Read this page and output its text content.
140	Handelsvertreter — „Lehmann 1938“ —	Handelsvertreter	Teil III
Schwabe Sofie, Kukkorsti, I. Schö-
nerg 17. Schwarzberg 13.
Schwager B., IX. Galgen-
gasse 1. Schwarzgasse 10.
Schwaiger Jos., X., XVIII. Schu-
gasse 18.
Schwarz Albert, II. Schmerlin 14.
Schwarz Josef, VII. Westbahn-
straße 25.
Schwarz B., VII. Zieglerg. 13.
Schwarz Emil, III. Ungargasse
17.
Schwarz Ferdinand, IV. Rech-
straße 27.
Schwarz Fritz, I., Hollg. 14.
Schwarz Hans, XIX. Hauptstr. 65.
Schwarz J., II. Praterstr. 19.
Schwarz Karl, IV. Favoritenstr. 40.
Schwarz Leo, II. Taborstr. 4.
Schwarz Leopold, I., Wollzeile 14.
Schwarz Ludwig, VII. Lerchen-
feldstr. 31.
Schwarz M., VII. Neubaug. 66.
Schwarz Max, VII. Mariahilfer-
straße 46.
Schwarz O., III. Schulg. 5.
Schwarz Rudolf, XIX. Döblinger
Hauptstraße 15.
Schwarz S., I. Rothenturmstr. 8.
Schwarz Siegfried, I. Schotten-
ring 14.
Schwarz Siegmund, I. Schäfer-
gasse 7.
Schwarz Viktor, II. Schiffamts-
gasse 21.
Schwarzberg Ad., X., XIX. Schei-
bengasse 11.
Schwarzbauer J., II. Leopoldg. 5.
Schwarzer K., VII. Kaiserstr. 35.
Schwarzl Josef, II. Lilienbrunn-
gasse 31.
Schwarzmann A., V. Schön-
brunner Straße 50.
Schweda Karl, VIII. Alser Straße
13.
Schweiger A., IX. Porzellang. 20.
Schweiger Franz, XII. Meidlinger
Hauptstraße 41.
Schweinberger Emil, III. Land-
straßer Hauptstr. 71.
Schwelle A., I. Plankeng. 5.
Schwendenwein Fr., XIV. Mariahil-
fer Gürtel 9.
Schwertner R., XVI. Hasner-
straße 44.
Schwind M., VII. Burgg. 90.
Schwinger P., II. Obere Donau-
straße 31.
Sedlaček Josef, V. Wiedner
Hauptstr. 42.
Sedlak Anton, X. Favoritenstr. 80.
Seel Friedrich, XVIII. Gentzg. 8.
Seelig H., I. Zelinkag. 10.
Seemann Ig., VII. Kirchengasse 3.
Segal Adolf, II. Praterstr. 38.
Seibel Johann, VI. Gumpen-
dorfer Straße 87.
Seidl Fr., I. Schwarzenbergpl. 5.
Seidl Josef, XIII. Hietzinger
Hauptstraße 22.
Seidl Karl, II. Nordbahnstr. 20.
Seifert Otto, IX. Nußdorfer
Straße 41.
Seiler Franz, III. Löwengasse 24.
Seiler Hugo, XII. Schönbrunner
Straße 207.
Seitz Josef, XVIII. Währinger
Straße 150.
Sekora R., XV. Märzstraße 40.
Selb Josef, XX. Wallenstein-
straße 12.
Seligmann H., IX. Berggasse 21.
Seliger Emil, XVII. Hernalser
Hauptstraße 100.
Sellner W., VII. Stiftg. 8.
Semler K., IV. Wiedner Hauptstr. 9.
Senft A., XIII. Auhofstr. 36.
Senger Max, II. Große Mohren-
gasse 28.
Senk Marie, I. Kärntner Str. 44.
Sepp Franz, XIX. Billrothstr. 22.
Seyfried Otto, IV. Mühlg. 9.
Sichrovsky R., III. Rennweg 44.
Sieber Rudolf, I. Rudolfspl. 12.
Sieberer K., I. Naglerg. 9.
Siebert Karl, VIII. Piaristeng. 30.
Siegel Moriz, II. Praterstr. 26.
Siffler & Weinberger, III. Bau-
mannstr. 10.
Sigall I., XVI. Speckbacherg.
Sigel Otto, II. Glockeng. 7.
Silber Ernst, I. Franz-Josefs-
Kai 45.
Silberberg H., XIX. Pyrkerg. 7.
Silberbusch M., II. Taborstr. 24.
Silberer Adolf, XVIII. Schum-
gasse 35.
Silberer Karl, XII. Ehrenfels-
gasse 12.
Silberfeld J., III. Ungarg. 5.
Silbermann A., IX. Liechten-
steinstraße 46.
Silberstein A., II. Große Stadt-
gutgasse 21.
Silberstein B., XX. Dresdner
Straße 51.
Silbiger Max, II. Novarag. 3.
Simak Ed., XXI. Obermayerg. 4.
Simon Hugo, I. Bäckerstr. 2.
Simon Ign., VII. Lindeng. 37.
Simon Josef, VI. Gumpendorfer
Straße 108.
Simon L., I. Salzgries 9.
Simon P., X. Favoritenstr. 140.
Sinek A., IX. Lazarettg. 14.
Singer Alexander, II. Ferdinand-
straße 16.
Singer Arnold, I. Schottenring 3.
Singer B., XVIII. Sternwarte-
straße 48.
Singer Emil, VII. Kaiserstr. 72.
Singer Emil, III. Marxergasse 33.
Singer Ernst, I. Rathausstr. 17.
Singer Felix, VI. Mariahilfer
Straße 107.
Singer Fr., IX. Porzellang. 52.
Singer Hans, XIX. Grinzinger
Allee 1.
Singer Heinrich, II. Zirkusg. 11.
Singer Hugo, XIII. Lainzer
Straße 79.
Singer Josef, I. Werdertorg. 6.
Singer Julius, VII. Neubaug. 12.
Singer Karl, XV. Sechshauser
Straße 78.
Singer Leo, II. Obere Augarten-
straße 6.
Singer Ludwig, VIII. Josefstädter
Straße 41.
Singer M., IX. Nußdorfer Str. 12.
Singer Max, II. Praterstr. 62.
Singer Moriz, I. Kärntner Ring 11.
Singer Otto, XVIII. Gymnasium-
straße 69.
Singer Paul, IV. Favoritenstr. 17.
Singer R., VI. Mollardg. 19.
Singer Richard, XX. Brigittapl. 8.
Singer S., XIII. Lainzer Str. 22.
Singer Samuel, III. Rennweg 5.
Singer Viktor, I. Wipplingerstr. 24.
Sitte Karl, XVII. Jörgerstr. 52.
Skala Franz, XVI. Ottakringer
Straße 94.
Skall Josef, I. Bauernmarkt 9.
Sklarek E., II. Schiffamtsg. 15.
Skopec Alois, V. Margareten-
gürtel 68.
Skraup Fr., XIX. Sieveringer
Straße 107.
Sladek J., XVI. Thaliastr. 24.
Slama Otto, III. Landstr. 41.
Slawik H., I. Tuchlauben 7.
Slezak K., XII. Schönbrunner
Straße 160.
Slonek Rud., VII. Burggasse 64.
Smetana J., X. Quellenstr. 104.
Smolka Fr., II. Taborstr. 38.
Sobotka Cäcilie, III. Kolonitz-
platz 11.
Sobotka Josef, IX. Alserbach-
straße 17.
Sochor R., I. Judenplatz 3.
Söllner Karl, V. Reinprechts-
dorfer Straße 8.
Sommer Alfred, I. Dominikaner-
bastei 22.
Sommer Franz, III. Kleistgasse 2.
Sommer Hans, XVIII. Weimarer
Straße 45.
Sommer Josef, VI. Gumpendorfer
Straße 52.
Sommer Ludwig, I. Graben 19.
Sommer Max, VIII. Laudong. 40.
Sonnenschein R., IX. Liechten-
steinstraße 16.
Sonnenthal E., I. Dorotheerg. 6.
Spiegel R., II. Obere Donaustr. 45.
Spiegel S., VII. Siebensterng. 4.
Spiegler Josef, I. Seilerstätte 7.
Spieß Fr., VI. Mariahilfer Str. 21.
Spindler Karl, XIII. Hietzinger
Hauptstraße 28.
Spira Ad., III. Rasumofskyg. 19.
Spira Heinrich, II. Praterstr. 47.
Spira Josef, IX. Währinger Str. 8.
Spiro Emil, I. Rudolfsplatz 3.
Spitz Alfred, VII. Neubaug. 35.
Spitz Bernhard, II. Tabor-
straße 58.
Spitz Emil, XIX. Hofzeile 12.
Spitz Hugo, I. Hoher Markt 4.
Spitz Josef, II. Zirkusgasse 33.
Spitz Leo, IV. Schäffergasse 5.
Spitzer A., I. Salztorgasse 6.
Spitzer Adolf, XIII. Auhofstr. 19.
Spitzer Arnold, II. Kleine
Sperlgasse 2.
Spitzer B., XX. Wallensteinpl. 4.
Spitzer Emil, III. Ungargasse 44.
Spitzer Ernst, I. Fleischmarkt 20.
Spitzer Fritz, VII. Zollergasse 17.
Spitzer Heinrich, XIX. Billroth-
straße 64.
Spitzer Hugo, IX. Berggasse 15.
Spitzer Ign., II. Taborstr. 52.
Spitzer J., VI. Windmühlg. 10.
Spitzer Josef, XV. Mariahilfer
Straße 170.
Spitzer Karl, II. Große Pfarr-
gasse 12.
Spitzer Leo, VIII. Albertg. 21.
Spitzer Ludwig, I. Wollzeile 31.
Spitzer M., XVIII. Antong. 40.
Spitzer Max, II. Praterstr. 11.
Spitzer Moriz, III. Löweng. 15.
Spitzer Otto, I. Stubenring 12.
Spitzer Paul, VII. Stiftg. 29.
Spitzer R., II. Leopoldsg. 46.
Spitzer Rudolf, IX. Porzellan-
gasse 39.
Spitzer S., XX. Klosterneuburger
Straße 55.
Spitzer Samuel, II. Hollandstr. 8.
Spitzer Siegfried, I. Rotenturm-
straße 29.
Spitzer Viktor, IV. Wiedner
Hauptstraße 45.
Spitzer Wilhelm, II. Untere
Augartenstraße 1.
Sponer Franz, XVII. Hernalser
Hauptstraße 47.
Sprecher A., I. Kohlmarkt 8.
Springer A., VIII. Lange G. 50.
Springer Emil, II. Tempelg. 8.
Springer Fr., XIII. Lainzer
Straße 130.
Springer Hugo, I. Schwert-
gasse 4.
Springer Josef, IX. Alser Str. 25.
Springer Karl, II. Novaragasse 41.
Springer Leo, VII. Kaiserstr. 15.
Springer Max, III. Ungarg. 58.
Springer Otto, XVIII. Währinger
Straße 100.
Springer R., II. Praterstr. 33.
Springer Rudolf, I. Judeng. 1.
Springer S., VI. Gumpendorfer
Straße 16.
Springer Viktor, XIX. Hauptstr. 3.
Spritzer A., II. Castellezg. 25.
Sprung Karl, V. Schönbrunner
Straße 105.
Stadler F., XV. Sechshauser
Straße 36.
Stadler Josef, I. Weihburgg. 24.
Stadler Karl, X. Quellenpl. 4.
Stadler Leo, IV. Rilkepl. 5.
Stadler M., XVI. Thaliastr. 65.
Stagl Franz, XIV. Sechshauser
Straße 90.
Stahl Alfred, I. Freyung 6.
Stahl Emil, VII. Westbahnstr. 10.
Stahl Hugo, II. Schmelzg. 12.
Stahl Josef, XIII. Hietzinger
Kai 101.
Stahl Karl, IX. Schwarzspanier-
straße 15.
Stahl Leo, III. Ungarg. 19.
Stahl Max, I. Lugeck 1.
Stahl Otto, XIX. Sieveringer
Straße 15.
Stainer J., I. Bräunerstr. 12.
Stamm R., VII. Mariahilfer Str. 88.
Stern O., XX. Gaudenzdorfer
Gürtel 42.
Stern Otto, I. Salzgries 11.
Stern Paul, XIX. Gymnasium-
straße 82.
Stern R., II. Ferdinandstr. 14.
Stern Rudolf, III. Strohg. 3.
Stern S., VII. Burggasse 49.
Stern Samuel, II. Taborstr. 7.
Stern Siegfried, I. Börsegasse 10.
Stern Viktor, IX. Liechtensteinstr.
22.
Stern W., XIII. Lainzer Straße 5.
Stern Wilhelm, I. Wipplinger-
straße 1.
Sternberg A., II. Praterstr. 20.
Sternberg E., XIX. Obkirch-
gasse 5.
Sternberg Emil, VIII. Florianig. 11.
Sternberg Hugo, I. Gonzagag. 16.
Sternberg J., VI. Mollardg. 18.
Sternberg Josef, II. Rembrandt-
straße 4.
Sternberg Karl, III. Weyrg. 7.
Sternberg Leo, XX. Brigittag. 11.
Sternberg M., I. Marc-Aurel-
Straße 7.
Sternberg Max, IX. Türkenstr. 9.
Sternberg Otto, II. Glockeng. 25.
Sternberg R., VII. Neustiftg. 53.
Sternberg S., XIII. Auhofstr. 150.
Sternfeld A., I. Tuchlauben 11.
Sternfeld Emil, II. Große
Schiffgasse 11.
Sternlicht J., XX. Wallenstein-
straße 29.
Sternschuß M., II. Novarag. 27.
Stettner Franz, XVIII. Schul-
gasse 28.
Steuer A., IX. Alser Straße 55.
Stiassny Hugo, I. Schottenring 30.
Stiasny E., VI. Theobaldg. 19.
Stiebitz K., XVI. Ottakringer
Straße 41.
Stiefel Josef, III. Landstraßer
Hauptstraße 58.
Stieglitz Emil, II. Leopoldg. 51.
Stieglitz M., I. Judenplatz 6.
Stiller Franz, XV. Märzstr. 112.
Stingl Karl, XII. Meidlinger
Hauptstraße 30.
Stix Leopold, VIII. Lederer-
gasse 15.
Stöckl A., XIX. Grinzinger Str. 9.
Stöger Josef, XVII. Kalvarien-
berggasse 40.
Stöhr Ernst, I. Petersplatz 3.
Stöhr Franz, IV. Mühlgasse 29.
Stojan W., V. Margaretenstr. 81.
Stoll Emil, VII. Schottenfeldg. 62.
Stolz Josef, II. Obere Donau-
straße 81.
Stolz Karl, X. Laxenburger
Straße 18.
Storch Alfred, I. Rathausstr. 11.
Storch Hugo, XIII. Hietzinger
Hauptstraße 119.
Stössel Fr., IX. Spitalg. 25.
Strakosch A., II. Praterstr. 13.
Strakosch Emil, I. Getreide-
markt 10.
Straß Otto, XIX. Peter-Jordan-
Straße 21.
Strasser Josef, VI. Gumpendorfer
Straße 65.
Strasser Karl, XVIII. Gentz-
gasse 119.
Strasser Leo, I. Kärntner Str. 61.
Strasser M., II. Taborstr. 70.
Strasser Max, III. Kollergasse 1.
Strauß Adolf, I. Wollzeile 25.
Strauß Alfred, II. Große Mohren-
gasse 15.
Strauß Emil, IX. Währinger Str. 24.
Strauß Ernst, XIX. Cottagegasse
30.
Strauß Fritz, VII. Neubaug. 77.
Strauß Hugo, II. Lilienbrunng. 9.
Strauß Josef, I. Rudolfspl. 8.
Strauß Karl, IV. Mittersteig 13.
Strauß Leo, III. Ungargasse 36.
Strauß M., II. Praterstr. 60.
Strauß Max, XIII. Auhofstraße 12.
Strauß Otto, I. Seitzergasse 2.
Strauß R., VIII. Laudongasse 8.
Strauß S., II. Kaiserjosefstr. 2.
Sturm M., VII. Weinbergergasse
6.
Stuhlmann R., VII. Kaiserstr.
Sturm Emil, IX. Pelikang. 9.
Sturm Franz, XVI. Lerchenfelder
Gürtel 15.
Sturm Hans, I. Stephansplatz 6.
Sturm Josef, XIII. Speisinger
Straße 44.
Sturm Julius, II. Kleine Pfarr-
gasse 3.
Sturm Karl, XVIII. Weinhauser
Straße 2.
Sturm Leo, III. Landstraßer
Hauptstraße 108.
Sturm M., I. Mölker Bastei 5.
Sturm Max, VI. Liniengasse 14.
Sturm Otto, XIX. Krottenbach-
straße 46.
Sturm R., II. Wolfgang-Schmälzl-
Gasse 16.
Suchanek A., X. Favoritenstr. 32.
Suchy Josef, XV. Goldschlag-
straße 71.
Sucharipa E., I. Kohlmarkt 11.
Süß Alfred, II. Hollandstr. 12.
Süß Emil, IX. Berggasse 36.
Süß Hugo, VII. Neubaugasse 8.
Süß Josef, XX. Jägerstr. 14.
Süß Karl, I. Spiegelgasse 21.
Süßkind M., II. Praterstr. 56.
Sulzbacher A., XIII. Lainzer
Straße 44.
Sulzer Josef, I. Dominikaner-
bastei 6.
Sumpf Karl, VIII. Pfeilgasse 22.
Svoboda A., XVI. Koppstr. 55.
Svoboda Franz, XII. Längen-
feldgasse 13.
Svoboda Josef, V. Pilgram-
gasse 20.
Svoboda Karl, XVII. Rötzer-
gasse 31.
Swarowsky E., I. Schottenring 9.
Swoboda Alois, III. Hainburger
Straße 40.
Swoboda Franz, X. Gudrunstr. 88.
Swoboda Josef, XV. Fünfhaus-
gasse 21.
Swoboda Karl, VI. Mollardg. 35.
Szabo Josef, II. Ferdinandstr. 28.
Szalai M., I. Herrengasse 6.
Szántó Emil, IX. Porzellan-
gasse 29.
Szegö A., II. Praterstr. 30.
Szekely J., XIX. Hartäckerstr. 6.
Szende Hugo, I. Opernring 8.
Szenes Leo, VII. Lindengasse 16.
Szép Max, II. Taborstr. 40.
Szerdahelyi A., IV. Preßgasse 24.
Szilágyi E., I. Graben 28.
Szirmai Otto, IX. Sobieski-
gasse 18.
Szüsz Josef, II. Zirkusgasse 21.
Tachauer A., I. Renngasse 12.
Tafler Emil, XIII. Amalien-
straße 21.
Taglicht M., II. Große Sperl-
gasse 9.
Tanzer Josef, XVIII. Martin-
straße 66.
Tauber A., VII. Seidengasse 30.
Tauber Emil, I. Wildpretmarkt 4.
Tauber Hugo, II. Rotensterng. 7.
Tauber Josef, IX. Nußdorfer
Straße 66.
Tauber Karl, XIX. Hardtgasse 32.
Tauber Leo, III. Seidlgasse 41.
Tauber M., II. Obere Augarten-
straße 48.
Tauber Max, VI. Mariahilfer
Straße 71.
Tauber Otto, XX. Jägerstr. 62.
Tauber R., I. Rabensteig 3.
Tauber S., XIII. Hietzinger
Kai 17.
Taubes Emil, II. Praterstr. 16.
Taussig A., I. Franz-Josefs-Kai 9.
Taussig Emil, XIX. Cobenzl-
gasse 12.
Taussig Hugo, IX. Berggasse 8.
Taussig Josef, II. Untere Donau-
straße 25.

——

Go through the material above and count the lines that include "Graben". Give the number alone.

2